## start

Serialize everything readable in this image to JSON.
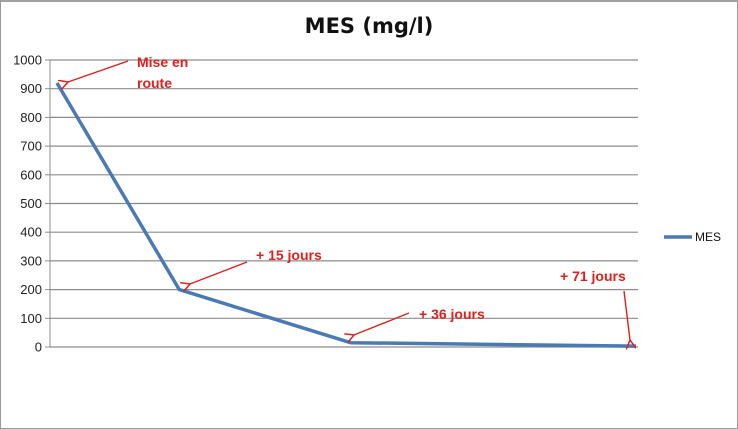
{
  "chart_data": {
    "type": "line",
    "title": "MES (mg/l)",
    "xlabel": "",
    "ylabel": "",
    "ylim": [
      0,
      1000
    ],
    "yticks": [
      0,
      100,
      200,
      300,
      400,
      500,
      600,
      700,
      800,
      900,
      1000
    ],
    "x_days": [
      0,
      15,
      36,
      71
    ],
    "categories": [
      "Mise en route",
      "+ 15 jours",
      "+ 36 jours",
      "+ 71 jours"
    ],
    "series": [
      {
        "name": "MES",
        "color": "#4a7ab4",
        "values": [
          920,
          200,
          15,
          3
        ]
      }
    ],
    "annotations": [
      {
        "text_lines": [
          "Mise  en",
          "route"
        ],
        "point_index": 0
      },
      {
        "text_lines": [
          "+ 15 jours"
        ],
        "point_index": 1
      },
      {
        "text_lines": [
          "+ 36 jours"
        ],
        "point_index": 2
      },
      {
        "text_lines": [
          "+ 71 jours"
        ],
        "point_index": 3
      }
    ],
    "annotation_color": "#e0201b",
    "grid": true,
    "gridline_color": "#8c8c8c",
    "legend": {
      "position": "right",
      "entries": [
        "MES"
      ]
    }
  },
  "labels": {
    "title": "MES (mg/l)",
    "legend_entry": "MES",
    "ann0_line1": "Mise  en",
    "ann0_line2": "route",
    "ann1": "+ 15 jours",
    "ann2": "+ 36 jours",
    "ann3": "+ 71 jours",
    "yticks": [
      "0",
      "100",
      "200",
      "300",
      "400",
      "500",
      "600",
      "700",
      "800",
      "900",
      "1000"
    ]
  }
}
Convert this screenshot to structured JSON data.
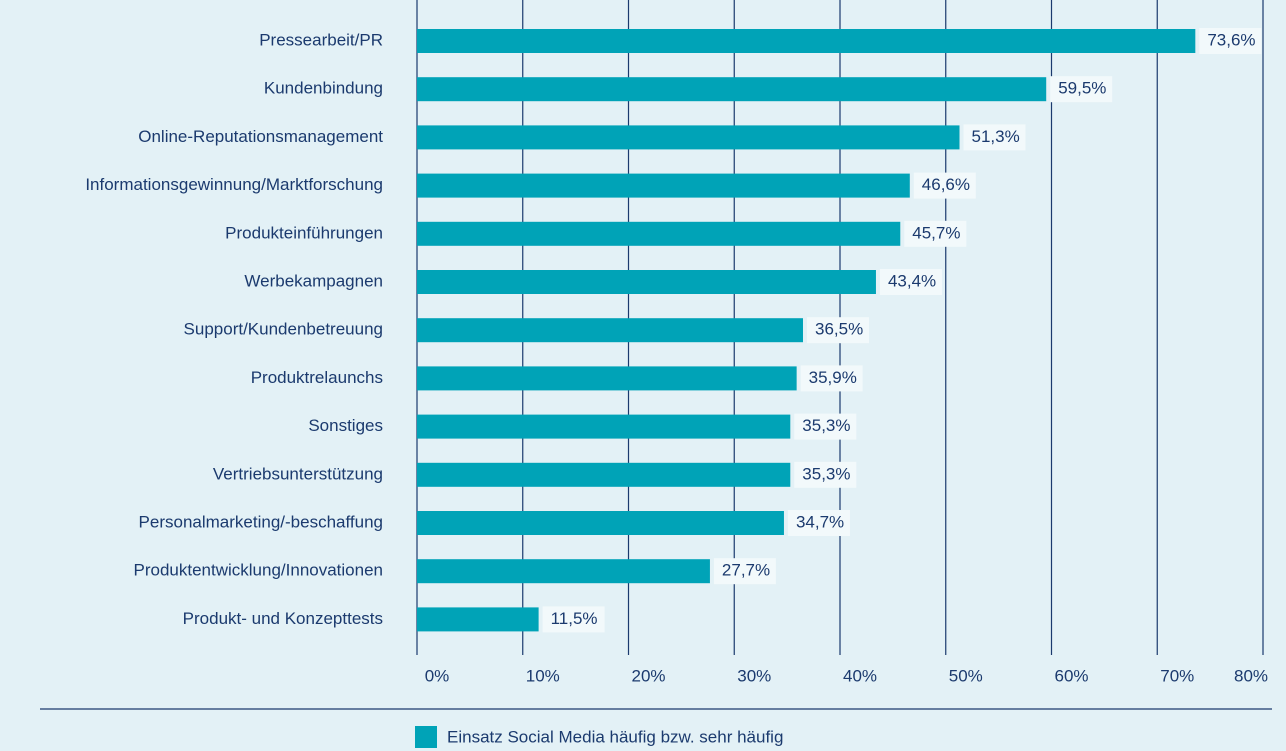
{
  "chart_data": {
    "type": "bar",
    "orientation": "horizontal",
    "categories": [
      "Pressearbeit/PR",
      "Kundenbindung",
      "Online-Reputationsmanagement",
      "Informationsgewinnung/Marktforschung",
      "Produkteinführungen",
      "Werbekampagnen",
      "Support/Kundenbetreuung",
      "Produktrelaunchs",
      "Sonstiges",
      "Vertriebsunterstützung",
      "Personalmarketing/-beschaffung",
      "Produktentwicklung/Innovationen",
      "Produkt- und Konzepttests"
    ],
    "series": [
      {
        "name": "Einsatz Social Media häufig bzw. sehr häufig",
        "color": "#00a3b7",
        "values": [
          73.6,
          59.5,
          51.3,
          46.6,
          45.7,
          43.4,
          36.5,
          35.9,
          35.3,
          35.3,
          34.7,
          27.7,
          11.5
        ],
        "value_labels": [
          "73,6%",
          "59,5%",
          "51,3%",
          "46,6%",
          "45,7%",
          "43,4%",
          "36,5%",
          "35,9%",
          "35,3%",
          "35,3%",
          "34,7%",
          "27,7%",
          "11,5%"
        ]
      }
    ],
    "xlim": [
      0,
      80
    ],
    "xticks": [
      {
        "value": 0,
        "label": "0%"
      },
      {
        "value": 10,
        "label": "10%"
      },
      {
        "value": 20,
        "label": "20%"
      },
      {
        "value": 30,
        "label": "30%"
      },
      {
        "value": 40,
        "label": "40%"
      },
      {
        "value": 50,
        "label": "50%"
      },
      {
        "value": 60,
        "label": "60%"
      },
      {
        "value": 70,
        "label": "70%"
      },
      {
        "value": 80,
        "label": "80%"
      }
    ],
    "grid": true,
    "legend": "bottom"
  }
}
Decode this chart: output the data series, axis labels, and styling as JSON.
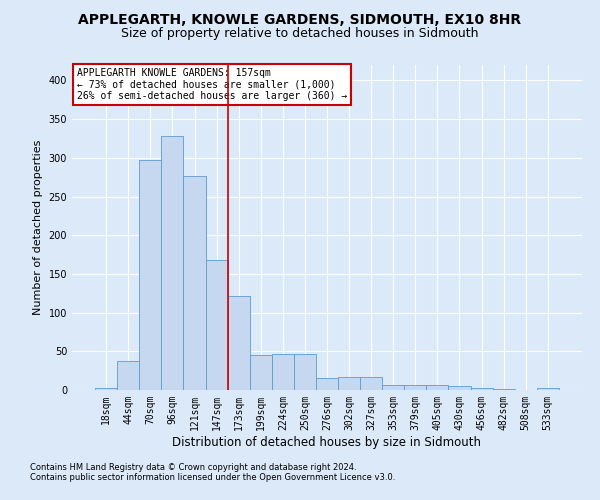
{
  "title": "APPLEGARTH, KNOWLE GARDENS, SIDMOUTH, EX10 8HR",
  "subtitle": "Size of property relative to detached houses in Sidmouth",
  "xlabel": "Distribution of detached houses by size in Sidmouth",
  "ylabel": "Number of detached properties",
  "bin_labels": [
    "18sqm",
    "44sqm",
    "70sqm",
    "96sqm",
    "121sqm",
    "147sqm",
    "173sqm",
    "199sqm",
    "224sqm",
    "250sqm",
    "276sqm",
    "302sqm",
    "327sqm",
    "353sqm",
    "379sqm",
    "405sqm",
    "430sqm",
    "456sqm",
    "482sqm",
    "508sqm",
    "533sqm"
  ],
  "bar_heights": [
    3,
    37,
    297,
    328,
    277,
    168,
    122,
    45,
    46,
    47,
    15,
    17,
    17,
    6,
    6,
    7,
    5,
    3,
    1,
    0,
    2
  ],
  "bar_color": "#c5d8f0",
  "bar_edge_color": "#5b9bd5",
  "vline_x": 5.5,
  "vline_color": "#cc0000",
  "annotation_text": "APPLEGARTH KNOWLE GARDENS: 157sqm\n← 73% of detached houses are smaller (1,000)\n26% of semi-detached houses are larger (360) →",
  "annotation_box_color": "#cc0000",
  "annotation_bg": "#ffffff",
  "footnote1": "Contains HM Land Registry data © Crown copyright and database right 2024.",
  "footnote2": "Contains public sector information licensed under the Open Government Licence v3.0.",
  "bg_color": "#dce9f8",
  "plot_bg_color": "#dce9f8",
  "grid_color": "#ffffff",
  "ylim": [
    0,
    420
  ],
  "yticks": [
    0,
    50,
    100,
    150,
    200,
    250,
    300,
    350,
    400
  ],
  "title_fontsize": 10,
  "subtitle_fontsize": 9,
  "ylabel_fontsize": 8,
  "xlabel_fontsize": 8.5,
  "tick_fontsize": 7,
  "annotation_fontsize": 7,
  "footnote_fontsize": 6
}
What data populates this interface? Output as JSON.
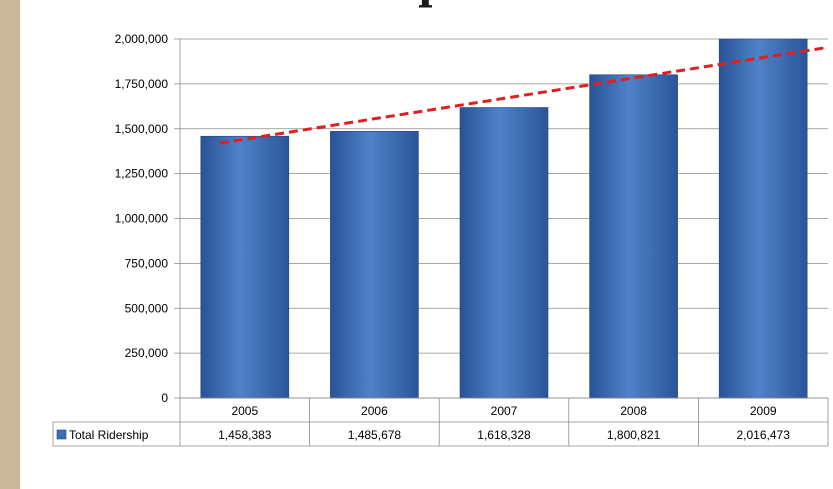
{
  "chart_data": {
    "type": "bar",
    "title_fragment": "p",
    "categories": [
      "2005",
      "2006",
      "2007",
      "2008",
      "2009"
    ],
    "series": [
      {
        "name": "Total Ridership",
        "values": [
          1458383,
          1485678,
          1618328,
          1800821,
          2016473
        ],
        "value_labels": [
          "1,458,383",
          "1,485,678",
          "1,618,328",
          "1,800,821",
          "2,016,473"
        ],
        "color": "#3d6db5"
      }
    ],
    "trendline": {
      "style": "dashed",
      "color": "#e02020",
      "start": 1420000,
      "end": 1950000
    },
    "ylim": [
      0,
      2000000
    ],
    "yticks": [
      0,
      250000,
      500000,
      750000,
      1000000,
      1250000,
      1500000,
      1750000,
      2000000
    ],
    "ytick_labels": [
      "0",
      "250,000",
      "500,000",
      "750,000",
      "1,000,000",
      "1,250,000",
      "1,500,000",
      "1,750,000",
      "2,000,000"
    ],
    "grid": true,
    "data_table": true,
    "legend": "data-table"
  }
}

## end

EXERCISE INSTRUCTIONS.
Without including the pictures, reproduce all entries exactly.

THE REPLY.
Serialize everything readable in this image to JSON.
{
  "chart_data": {
    "type": "line",
    "title": "MES (mg/l)",
    "xlabel": "",
    "ylabel": "",
    "ylim": [
      0,
      1000
    ],
    "yticks": [
      0,
      100,
      200,
      300,
      400,
      500,
      600,
      700,
      800,
      900,
      1000
    ],
    "x_days": [
      0,
      15,
      36,
      71
    ],
    "categories": [
      "Mise en route",
      "+ 15 jours",
      "+ 36 jours",
      "+ 71 jours"
    ],
    "series": [
      {
        "name": "MES",
        "color": "#4a7ab4",
        "values": [
          920,
          200,
          15,
          3
        ]
      }
    ],
    "annotations": [
      {
        "text_lines": [
          "Mise  en",
          "route"
        ],
        "point_index": 0
      },
      {
        "text_lines": [
          "+ 15 jours"
        ],
        "point_index": 1
      },
      {
        "text_lines": [
          "+ 36 jours"
        ],
        "point_index": 2
      },
      {
        "text_lines": [
          "+ 71 jours"
        ],
        "point_index": 3
      }
    ],
    "annotation_color": "#e0201b",
    "grid": true,
    "gridline_color": "#8c8c8c",
    "legend": {
      "position": "right",
      "entries": [
        "MES"
      ]
    }
  },
  "labels": {
    "title": "MES (mg/l)",
    "legend_entry": "MES",
    "ann0_line1": "Mise  en",
    "ann0_line2": "route",
    "ann1": "+ 15 jours",
    "ann2": "+ 36 jours",
    "ann3": "+ 71 jours",
    "yticks": [
      "0",
      "100",
      "200",
      "300",
      "400",
      "500",
      "600",
      "700",
      "800",
      "900",
      "1000"
    ]
  }
}
Convert this screenshot to structured JSON data.
{
  "chart_data": {
    "type": "bar",
    "orientation": "horizontal",
    "categories": [
      "Pressearbeit/PR",
      "Kundenbindung",
      "Online-Reputationsmanagement",
      "Informationsgewinnung/Marktforschung",
      "Produkteinführungen",
      "Werbekampagnen",
      "Support/Kundenbetreuung",
      "Produktrelaunchs",
      "Sonstiges",
      "Vertriebsunterstützung",
      "Personalmarketing/-beschaffung",
      "Produktentwicklung/Innovationen",
      "Produkt- und Konzepttests"
    ],
    "series": [
      {
        "name": "Einsatz Social Media häufig bzw. sehr häufig",
        "color": "#00a3b7",
        "values": [
          73.6,
          59.5,
          51.3,
          46.6,
          45.7,
          43.4,
          36.5,
          35.9,
          35.3,
          35.3,
          34.7,
          27.7,
          11.5
        ],
        "value_labels": [
          "73,6%",
          "59,5%",
          "51,3%",
          "46,6%",
          "45,7%",
          "43,4%",
          "36,5%",
          "35,9%",
          "35,3%",
          "35,3%",
          "34,7%",
          "27,7%",
          "11,5%"
        ]
      }
    ],
    "xlim": [
      0,
      80
    ],
    "xticks": [
      {
        "value": 0,
        "label": "0%"
      },
      {
        "value": 10,
        "label": "10%"
      },
      {
        "value": 20,
        "label": "20%"
      },
      {
        "value": 30,
        "label": "30%"
      },
      {
        "value": 40,
        "label": "40%"
      },
      {
        "value": 50,
        "label": "50%"
      },
      {
        "value": 60,
        "label": "60%"
      },
      {
        "value": 70,
        "label": "70%"
      },
      {
        "value": 80,
        "label": "80%"
      }
    ],
    "grid": true,
    "legend": "bottom"
  }
}
Decode this chart: output the data series, axis labels, and styling as JSON.
{
  "title": "APPLEGARTH, KNOWLE GARDENS, SIDMOUTH, EX10 8HR",
  "subtitle": "Size of property relative to detached houses in Sidmouth",
  "xlabel": "Distribution of detached houses by size in Sidmouth",
  "ylabel": "Number of detached properties",
  "bin_labels": [
    "18sqm",
    "44sqm",
    "70sqm",
    "96sqm",
    "121sqm",
    "147sqm",
    "173sqm",
    "199sqm",
    "224sqm",
    "250sqm",
    "276sqm",
    "302sqm",
    "327sqm",
    "353sqm",
    "379sqm",
    "405sqm",
    "430sqm",
    "456sqm",
    "482sqm",
    "508sqm",
    "533sqm"
  ],
  "bar_heights": [
    3,
    37,
    297,
    328,
    277,
    168,
    122,
    45,
    46,
    47,
    15,
    17,
    17,
    6,
    6,
    7,
    5,
    3,
    1,
    0,
    2
  ],
  "bar_color": "#c5d8f0",
  "bar_edge_color": "#5b9bd5",
  "vline_x": 5.5,
  "vline_color": "#cc0000",
  "annotation_text": "APPLEGARTH KNOWLE GARDENS: 157sqm\n← 73% of detached houses are smaller (1,000)\n26% of semi-detached houses are larger (360) →",
  "annotation_box_color": "#cc0000",
  "annotation_bg": "#ffffff",
  "footnote1": "Contains HM Land Registry data © Crown copyright and database right 2024.",
  "footnote2": "Contains public sector information licensed under the Open Government Licence v3.0.",
  "bg_color": "#dce9f8",
  "plot_bg_color": "#dce9f8",
  "grid_color": "#ffffff",
  "ylim": [
    0,
    420
  ],
  "yticks": [
    0,
    50,
    100,
    150,
    200,
    250,
    300,
    350,
    400
  ],
  "title_fontsize": 10,
  "subtitle_fontsize": 9,
  "ylabel_fontsize": 8,
  "xlabel_fontsize": 8.5,
  "tick_fontsize": 7,
  "annotation_fontsize": 7,
  "footnote_fontsize": 6
}
What data populates this interface? Output as JSON.
{
  "chart_data": {
    "type": "bar",
    "title_fragment": "p",
    "categories": [
      "2005",
      "2006",
      "2007",
      "2008",
      "2009"
    ],
    "series": [
      {
        "name": "Total Ridership",
        "values": [
          1458383,
          1485678,
          1618328,
          1800821,
          2016473
        ],
        "value_labels": [
          "1,458,383",
          "1,485,678",
          "1,618,328",
          "1,800,821",
          "2,016,473"
        ],
        "color": "#3d6db5"
      }
    ],
    "trendline": {
      "style": "dashed",
      "color": "#e02020",
      "start": 1420000,
      "end": 1950000
    },
    "ylim": [
      0,
      2000000
    ],
    "yticks": [
      0,
      250000,
      500000,
      750000,
      1000000,
      1250000,
      1500000,
      1750000,
      2000000
    ],
    "ytick_labels": [
      "0",
      "250,000",
      "500,000",
      "750,000",
      "1,000,000",
      "1,250,000",
      "1,500,000",
      "1,750,000",
      "2,000,000"
    ],
    "grid": true,
    "data_table": true,
    "legend": "data-table"
  }
}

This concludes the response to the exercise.